**WORK TO BE COMPLETED:**
Return a copy of each line that holds the string "image".

--- BEGIN INPUT DATA ---

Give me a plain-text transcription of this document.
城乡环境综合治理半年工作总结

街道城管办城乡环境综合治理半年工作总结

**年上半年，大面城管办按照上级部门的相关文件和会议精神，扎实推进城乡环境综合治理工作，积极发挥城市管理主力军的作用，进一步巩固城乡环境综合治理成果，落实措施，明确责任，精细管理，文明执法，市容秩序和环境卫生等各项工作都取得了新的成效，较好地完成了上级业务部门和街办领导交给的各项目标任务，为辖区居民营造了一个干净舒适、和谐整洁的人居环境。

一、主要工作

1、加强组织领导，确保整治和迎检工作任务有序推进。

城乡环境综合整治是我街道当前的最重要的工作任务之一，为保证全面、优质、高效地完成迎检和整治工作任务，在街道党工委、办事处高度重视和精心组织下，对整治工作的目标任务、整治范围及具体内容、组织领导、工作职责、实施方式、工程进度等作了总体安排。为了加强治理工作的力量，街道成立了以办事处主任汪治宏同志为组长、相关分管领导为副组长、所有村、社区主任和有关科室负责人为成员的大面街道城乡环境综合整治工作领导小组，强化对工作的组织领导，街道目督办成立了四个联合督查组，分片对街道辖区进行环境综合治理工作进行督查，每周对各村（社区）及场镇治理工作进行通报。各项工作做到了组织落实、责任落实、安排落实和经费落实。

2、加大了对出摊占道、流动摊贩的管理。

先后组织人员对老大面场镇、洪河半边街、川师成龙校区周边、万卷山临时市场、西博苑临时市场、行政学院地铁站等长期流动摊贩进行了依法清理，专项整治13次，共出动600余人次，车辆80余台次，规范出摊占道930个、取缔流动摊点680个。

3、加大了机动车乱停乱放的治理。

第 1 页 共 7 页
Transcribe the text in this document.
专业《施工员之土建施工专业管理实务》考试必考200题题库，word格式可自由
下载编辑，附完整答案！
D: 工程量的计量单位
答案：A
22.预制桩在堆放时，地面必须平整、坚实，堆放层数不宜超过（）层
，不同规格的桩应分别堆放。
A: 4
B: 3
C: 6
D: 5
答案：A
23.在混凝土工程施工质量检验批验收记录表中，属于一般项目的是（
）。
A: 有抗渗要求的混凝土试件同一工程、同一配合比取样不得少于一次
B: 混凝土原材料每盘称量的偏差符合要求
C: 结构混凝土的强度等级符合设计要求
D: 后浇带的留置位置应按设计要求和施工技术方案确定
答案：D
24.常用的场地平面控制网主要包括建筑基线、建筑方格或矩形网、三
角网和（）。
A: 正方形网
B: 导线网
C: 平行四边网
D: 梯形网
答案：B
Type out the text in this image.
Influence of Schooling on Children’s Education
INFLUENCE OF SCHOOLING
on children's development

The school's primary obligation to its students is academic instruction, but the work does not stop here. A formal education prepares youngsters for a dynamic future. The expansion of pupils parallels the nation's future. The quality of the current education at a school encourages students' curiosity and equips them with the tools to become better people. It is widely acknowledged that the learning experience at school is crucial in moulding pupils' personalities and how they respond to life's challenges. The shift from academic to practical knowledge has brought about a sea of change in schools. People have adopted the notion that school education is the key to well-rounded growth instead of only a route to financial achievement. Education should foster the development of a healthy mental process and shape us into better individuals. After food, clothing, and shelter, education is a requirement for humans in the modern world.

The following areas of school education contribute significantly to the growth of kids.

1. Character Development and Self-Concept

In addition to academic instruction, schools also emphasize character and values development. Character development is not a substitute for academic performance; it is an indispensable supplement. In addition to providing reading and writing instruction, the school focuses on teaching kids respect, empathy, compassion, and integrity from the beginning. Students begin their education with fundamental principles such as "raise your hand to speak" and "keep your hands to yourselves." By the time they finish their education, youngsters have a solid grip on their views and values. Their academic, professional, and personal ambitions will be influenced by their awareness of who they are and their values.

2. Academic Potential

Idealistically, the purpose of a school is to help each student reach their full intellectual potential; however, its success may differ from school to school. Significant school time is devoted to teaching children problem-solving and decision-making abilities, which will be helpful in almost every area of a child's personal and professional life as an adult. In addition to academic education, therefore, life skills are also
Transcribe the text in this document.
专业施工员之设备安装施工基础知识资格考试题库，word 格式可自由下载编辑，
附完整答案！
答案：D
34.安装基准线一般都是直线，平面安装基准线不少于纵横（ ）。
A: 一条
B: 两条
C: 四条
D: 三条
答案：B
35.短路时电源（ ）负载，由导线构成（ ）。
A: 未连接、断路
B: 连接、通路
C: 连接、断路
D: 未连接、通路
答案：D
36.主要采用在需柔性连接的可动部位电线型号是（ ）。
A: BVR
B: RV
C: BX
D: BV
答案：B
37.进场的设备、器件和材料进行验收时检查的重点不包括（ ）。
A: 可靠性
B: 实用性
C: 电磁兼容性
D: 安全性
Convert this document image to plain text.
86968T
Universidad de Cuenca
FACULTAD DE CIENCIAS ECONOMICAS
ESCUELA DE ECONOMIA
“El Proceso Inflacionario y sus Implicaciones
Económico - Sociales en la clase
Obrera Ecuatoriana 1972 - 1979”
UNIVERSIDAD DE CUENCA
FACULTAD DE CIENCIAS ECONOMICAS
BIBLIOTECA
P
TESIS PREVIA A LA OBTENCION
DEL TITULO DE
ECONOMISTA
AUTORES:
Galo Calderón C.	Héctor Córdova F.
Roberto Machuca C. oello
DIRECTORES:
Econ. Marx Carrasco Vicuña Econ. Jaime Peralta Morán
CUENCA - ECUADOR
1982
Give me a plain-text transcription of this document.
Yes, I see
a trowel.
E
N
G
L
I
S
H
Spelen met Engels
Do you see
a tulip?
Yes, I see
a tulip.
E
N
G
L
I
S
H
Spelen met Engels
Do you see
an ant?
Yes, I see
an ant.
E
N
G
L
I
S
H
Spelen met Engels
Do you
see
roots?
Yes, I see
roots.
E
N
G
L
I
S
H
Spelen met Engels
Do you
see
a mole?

--- END INPUT DATA ---

**OUTPUT FOR THIS EXERCISE:**
Type out the text in this image.
Convert this document image to plain text.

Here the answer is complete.